EXERCISE BRIEF: Pick out every line in the records that contains the string "bounding" and copy each one in full.

INPUT DATA:

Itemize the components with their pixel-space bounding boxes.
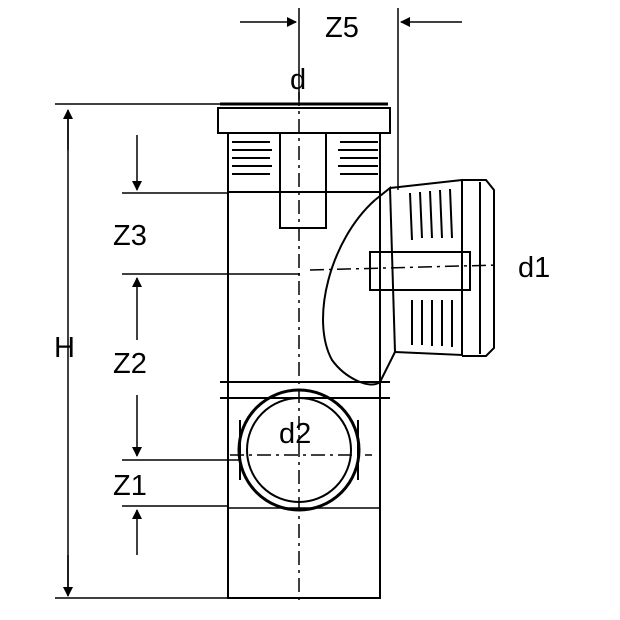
label-h: H xyxy=(54,332,75,364)
pipe-body-outline xyxy=(217,102,495,599)
dimension-lines xyxy=(55,8,462,599)
label-z1: Z1 xyxy=(113,470,147,502)
label-d1: d1 xyxy=(518,252,551,284)
label-z2: Z2 xyxy=(113,348,147,380)
centre-lines xyxy=(230,92,499,604)
label-z5: Z5 xyxy=(325,12,359,44)
label-z3: Z3 xyxy=(113,220,147,252)
label-d: d xyxy=(290,64,307,96)
label-d2: d2 xyxy=(279,418,312,450)
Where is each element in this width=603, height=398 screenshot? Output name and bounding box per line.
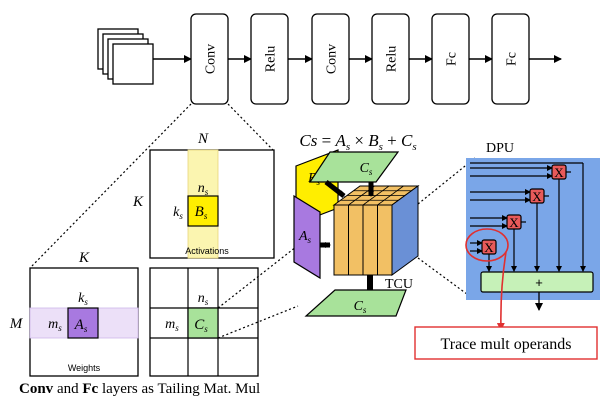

OUTPUT OF THE TASK:
Itemize the components with their pixel-space bounding boxes.
Where is each element in this width=603, height=398 screenshot? Output name and bounding box per line.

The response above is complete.